### Request
Copy the entries below exactly. Images do not belong in the copy.

Begin Records for this exercise

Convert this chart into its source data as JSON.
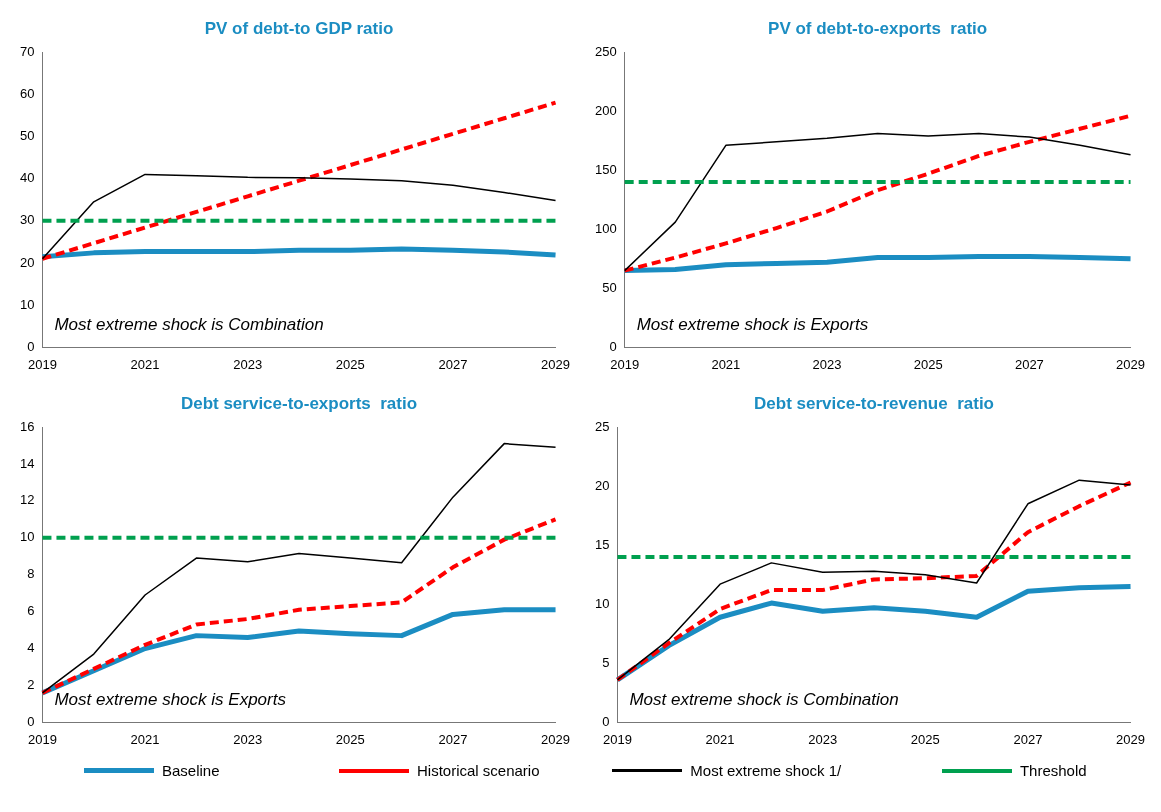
{
  "chart_data": [
    {
      "type": "line",
      "title": "PV of debt-to GDP ratio",
      "categories": [
        "2019",
        null,
        "2021",
        null,
        "2023",
        null,
        "2025",
        null,
        "2027",
        null,
        "2029"
      ],
      "ylim": [
        0,
        70
      ],
      "yticks": [
        0,
        10,
        20,
        30,
        40,
        50,
        60,
        70
      ],
      "grid": false,
      "marker": "none",
      "annotations": [
        "Most extreme shock is Combination"
      ],
      "series": [
        {
          "color": "#1b8dc2",
          "line_style": "solid",
          "values": [
            21.5,
            22.4,
            22.7,
            22.7,
            22.7,
            23,
            23,
            23.3,
            23,
            22.6,
            21.9
          ]
        },
        {
          "color": "#ff0000",
          "line_style": "dashed",
          "values": [
            21,
            24.7,
            28.4,
            32.1,
            35.8,
            39.5,
            43.2,
            46.9,
            50.6,
            54.3,
            58
          ]
        },
        {
          "color": "#000000",
          "line_style": "solid",
          "values": [
            21,
            34.5,
            41,
            40.7,
            40.3,
            40.2,
            39.9,
            39.5,
            38.4,
            36.7,
            34.8
          ]
        },
        {
          "color": "#00a04f",
          "line_style": "dashed",
          "values": [
            30,
            30,
            30,
            30,
            30,
            30,
            30,
            30,
            30,
            30,
            30
          ]
        }
      ]
    },
    {
      "type": "line",
      "title": "PV of debt-to-exports  ratio",
      "categories": [
        "2019",
        null,
        "2021",
        null,
        "2023",
        null,
        "2025",
        null,
        "2027",
        null,
        "2029"
      ],
      "ylim": [
        0,
        250
      ],
      "yticks": [
        0,
        50,
        100,
        150,
        200,
        250
      ],
      "grid": false,
      "marker": "none",
      "annotations": [
        "Most extreme shock is Exports"
      ],
      "series": [
        {
          "color": "#1b8dc2",
          "line_style": "solid",
          "values": [
            65,
            66,
            70,
            71,
            72,
            76,
            76,
            77,
            77,
            76,
            75
          ]
        },
        {
          "color": "#ff0000",
          "line_style": "dashed",
          "values": [
            65,
            76,
            88,
            101,
            115,
            133,
            147,
            162,
            174,
            185,
            196
          ]
        },
        {
          "color": "#000000",
          "line_style": "solid",
          "values": [
            65,
            106,
            171,
            174,
            177,
            181,
            179,
            181,
            178,
            171,
            163
          ]
        },
        {
          "color": "#00a04f",
          "line_style": "dashed",
          "values": [
            140,
            140,
            140,
            140,
            140,
            140,
            140,
            140,
            140,
            140,
            140
          ]
        }
      ]
    },
    {
      "type": "line",
      "title": "Debt service-to-exports  ratio",
      "categories": [
        "2019",
        null,
        "2021",
        null,
        "2023",
        null,
        "2025",
        null,
        "2027",
        null,
        "2029"
      ],
      "ylim": [
        0,
        16
      ],
      "yticks": [
        0,
        2,
        4,
        6,
        8,
        10,
        12,
        14,
        16
      ],
      "grid": false,
      "marker": "none",
      "annotations": [
        "Most extreme shock is Exports"
      ],
      "series": [
        {
          "color": "#1b8dc2",
          "line_style": "solid",
          "values": [
            1.6,
            2.8,
            4.0,
            4.7,
            4.6,
            4.95,
            4.8,
            4.7,
            5.85,
            6.1,
            6.1
          ]
        },
        {
          "color": "#ff0000",
          "line_style": "dashed",
          "values": [
            1.6,
            2.9,
            4.2,
            5.3,
            5.6,
            6.1,
            6.3,
            6.5,
            8.4,
            9.9,
            11.0
          ]
        },
        {
          "color": "#000000",
          "line_style": "solid",
          "values": [
            1.6,
            3.7,
            6.9,
            8.9,
            8.7,
            9.15,
            8.9,
            8.65,
            12.2,
            15.1,
            14.9
          ]
        },
        {
          "color": "#00a04f",
          "line_style": "dashed",
          "values": [
            10,
            10,
            10,
            10,
            10,
            10,
            10,
            10,
            10,
            10,
            10
          ]
        }
      ]
    },
    {
      "type": "line",
      "title": "Debt service-to-revenue  ratio",
      "categories": [
        "2019",
        null,
        "2021",
        null,
        "2023",
        null,
        "2025",
        null,
        "2027",
        null,
        "2029"
      ],
      "ylim": [
        0,
        25
      ],
      "yticks": [
        0,
        5,
        10,
        15,
        20,
        25
      ],
      "grid": false,
      "marker": "none",
      "legend": "bottom",
      "annotations": [
        "Most extreme shock is Combination"
      ],
      "series": [
        {
          "name": "Baseline",
          "color": "#1b8dc2",
          "line_style": "solid",
          "values": [
            3.6,
            6.5,
            8.9,
            10.1,
            9.4,
            9.7,
            9.4,
            8.9,
            11.1,
            11.4,
            11.5
          ]
        },
        {
          "name": "Historical scenario",
          "color": "#ff0000",
          "line_style": "dashed",
          "values": [
            3.6,
            6.7,
            9.6,
            11.2,
            11.2,
            12.1,
            12.2,
            12.4,
            16.1,
            18.3,
            20.3
          ]
        },
        {
          "name": "Most extreme shock 1/",
          "color": "#000000",
          "line_style": "solid",
          "values": [
            3.6,
            7,
            11.7,
            13.5,
            12.7,
            12.8,
            12.5,
            11.8,
            18.5,
            20.5,
            20.1
          ]
        },
        {
          "name": "Threshold",
          "color": "#00a04f",
          "line_style": "dashed",
          "values": [
            14,
            14,
            14,
            14,
            14,
            14,
            14,
            14,
            14,
            14,
            14
          ]
        }
      ]
    }
  ]
}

End Records for this exercise

### Full output
Convert this chart into its source data as JSON.
{
  "chart_data": [
    {
      "type": "line",
      "title": "PV of debt-to GDP ratio",
      "categories": [
        "2019",
        null,
        "2021",
        null,
        "2023",
        null,
        "2025",
        null,
        "2027",
        null,
        "2029"
      ],
      "ylim": [
        0,
        70
      ],
      "yticks": [
        0,
        10,
        20,
        30,
        40,
        50,
        60,
        70
      ],
      "grid": false,
      "marker": "none",
      "annotations": [
        "Most extreme shock is Combination"
      ],
      "series": [
        {
          "color": "#1b8dc2",
          "line_style": "solid",
          "values": [
            21.5,
            22.4,
            22.7,
            22.7,
            22.7,
            23,
            23,
            23.3,
            23,
            22.6,
            21.9
          ]
        },
        {
          "color": "#ff0000",
          "line_style": "dashed",
          "values": [
            21,
            24.7,
            28.4,
            32.1,
            35.8,
            39.5,
            43.2,
            46.9,
            50.6,
            54.3,
            58
          ]
        },
        {
          "color": "#000000",
          "line_style": "solid",
          "values": [
            21,
            34.5,
            41,
            40.7,
            40.3,
            40.2,
            39.9,
            39.5,
            38.4,
            36.7,
            34.8
          ]
        },
        {
          "color": "#00a04f",
          "line_style": "dashed",
          "values": [
            30,
            30,
            30,
            30,
            30,
            30,
            30,
            30,
            30,
            30,
            30
          ]
        }
      ]
    },
    {
      "type": "line",
      "title": "PV of debt-to-exports  ratio",
      "categories": [
        "2019",
        null,
        "2021",
        null,
        "2023",
        null,
        "2025",
        null,
        "2027",
        null,
        "2029"
      ],
      "ylim": [
        0,
        250
      ],
      "yticks": [
        0,
        50,
        100,
        150,
        200,
        250
      ],
      "grid": false,
      "marker": "none",
      "annotations": [
        "Most extreme shock is Exports"
      ],
      "series": [
        {
          "color": "#1b8dc2",
          "line_style": "solid",
          "values": [
            65,
            66,
            70,
            71,
            72,
            76,
            76,
            77,
            77,
            76,
            75
          ]
        },
        {
          "color": "#ff0000",
          "line_style": "dashed",
          "values": [
            65,
            76,
            88,
            101,
            115,
            133,
            147,
            162,
            174,
            185,
            196
          ]
        },
        {
          "color": "#000000",
          "line_style": "solid",
          "values": [
            65,
            106,
            171,
            174,
            177,
            181,
            179,
            181,
            178,
            171,
            163
          ]
        },
        {
          "color": "#00a04f",
          "line_style": "dashed",
          "values": [
            140,
            140,
            140,
            140,
            140,
            140,
            140,
            140,
            140,
            140,
            140
          ]
        }
      ]
    },
    {
      "type": "line",
      "title": "Debt service-to-exports  ratio",
      "categories": [
        "2019",
        null,
        "2021",
        null,
        "2023",
        null,
        "2025",
        null,
        "2027",
        null,
        "2029"
      ],
      "ylim": [
        0,
        16
      ],
      "yticks": [
        0,
        2,
        4,
        6,
        8,
        10,
        12,
        14,
        16
      ],
      "grid": false,
      "marker": "none",
      "annotations": [
        "Most extreme shock is Exports"
      ],
      "series": [
        {
          "color": "#1b8dc2",
          "line_style": "solid",
          "values": [
            1.6,
            2.8,
            4.0,
            4.7,
            4.6,
            4.95,
            4.8,
            4.7,
            5.85,
            6.1,
            6.1
          ]
        },
        {
          "color": "#ff0000",
          "line_style": "dashed",
          "values": [
            1.6,
            2.9,
            4.2,
            5.3,
            5.6,
            6.1,
            6.3,
            6.5,
            8.4,
            9.9,
            11.0
          ]
        },
        {
          "color": "#000000",
          "line_style": "solid",
          "values": [
            1.6,
            3.7,
            6.9,
            8.9,
            8.7,
            9.15,
            8.9,
            8.65,
            12.2,
            15.1,
            14.9
          ]
        },
        {
          "color": "#00a04f",
          "line_style": "dashed",
          "values": [
            10,
            10,
            10,
            10,
            10,
            10,
            10,
            10,
            10,
            10,
            10
          ]
        }
      ]
    },
    {
      "type": "line",
      "title": "Debt service-to-revenue  ratio",
      "categories": [
        "2019",
        null,
        "2021",
        null,
        "2023",
        null,
        "2025",
        null,
        "2027",
        null,
        "2029"
      ],
      "ylim": [
        0,
        25
      ],
      "yticks": [
        0,
        5,
        10,
        15,
        20,
        25
      ],
      "grid": false,
      "marker": "none",
      "legend": "bottom",
      "annotations": [
        "Most extreme shock is Combination"
      ],
      "series": [
        {
          "name": "Baseline",
          "color": "#1b8dc2",
          "line_style": "solid",
          "values": [
            3.6,
            6.5,
            8.9,
            10.1,
            9.4,
            9.7,
            9.4,
            8.9,
            11.1,
            11.4,
            11.5
          ]
        },
        {
          "name": "Historical scenario",
          "color": "#ff0000",
          "line_style": "dashed",
          "values": [
            3.6,
            6.7,
            9.6,
            11.2,
            11.2,
            12.1,
            12.2,
            12.4,
            16.1,
            18.3,
            20.3
          ]
        },
        {
          "name": "Most extreme shock 1/",
          "color": "#000000",
          "line_style": "solid",
          "values": [
            3.6,
            7,
            11.7,
            13.5,
            12.7,
            12.8,
            12.5,
            11.8,
            18.5,
            20.5,
            20.1
          ]
        },
        {
          "name": "Threshold",
          "color": "#00a04f",
          "line_style": "dashed",
          "values": [
            14,
            14,
            14,
            14,
            14,
            14,
            14,
            14,
            14,
            14,
            14
          ]
        }
      ]
    }
  ]
}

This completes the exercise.